== DATASET RECORDS

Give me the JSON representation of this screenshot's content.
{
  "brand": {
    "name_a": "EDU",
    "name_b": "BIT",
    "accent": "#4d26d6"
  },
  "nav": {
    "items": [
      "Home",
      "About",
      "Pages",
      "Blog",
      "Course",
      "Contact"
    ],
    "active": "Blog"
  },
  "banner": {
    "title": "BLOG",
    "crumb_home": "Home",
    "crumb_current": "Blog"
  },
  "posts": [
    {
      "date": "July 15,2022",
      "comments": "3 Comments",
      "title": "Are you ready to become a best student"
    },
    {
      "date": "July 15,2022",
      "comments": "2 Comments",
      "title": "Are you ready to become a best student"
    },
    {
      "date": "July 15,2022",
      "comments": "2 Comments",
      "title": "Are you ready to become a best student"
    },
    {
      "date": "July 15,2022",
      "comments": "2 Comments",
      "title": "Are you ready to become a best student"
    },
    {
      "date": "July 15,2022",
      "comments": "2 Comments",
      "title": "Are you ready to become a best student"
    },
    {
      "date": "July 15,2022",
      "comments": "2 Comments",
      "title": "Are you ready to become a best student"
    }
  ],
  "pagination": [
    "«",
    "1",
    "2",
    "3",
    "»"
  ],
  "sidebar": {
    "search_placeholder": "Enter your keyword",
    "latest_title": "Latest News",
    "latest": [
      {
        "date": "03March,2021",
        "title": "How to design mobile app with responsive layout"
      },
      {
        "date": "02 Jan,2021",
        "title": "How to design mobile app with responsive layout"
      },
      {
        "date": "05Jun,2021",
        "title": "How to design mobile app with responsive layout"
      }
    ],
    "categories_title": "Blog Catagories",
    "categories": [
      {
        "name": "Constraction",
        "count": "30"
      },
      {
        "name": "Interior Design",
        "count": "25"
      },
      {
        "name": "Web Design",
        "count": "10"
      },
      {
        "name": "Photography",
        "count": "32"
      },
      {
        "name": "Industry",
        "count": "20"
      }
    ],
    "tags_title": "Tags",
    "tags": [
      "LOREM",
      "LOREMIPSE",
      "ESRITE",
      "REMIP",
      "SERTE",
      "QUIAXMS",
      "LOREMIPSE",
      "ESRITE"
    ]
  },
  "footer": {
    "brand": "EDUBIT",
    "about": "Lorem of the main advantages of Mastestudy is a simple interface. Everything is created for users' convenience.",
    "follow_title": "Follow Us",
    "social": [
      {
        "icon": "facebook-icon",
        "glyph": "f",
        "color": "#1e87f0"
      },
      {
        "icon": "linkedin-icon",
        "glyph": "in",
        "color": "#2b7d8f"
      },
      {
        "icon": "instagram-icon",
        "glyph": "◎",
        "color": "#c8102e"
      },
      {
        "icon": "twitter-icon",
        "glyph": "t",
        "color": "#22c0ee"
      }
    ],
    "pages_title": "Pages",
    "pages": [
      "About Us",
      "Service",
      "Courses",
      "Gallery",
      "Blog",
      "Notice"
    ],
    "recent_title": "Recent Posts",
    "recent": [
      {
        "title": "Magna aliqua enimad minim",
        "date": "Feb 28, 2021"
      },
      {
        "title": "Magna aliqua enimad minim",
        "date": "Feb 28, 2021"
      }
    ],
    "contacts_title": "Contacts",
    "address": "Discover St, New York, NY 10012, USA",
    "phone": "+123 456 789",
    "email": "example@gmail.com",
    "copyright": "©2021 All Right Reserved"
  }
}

====

* **WORK TO COMPLETE**:
Write out the full listing, keeping every line exactly as it is.

* **RESULT FOR THIS EXERCISE**:
Give me the JSON representation of this screenshot's content.
{
  "brand": {
    "name_a": "EDU",
    "name_b": "BIT",
    "accent": "#4d26d6"
  },
  "nav": {
    "items": [
      "Home",
      "About",
      "Pages",
      "Blog",
      "Course",
      "Contact"
    ],
    "active": "Blog"
  },
  "banner": {
    "title": "BLOG",
    "crumb_home": "Home",
    "crumb_current": "Blog"
  },
  "posts": [
    {
      "date": "July 15,2022",
      "comments": "3 Comments",
      "title": "Are you ready to become a best student"
    },
    {
      "date": "July 15,2022",
      "comments": "2 Comments",
      "title": "Are you ready to become a best student"
    },
    {
      "date": "July 15,2022",
      "comments": "2 Comments",
      "title": "Are you ready to become a best student"
    },
    {
      "date": "July 15,2022",
      "comments": "2 Comments",
      "title": "Are you ready to become a best student"
    },
    {
      "date": "July 15,2022",
      "comments": "2 Comments",
      "title": "Are you ready to become a best student"
    },
    {
      "date": "July 15,2022",
      "comments": "2 Comments",
      "title": "Are you ready to become a best student"
    }
  ],
  "pagination": [
    "«",
    "1",
    "2",
    "3",
    "»"
  ],
  "sidebar": {
    "search_placeholder": "Enter your keyword",
    "latest_title": "Latest News",
    "latest": [
      {
        "date": "03March,2021",
        "title": "How to design mobile app with responsive layout"
      },
      {
        "date": "02 Jan,2021",
        "title": "How to design mobile app with responsive layout"
      },
      {
        "date": "05Jun,2021",
        "title": "How to design mobile app with responsive layout"
      }
    ],
    "categories_title": "Blog Catagories",
    "categories": [
      {
        "name": "Constraction",
        "count": "30"
      },
      {
        "name": "Interior Design",
        "count": "25"
      },
      {
        "name": "Web Design",
        "count": "10"
      },
      {
        "name": "Photography",
        "count": "32"
      },
      {
        "name": "Industry",
        "count": "20"
      }
    ],
    "tags_title": "Tags",
    "tags": [
      "LOREM",
      "LOREMIPSE",
      "ESRITE",
      "REMIP",
      "SERTE",
      "QUIAXMS",
      "LOREMIPSE",
      "ESRITE"
    ]
  },
  "footer": {
    "brand": "EDUBIT",
    "about": "Lorem of the main advantages of Mastestudy is a simple interface. Everything is created for users' convenience.",
    "follow_title": "Follow Us",
    "social": [
      {
        "icon": "facebook-icon",
        "glyph": "f",
        "color": "#1e87f0"
      },
      {
        "icon": "linkedin-icon",
        "glyph": "in",
        "color": "#2b7d8f"
      },
      {
        "icon": "instagram-icon",
        "glyph": "◎",
        "color": "#c8102e"
      },
      {
        "icon": "twitter-icon",
        "glyph": "t",
        "color": "#22c0ee"
      }
    ],
    "pages_title": "Pages",
    "pages": [
      "About Us",
      "Service",
      "Courses",
      "Gallery",
      "Blog",
      "Notice"
    ],
    "recent_title": "Recent Posts",
    "recent": [
      {
        "title": "Magna aliqua enimad minim",
        "date": "Feb 28, 2021"
      },
      {
        "title": "Magna aliqua enimad minim",
        "date": "Feb 28, 2021"
      }
    ],
    "contacts_title": "Contacts",
    "address": "Discover St, New York, NY 10012, USA",
    "phone": "+123 456 789",
    "email": "example@gmail.com",
    "copyright": "©2021 All Right Reserved"
  }
}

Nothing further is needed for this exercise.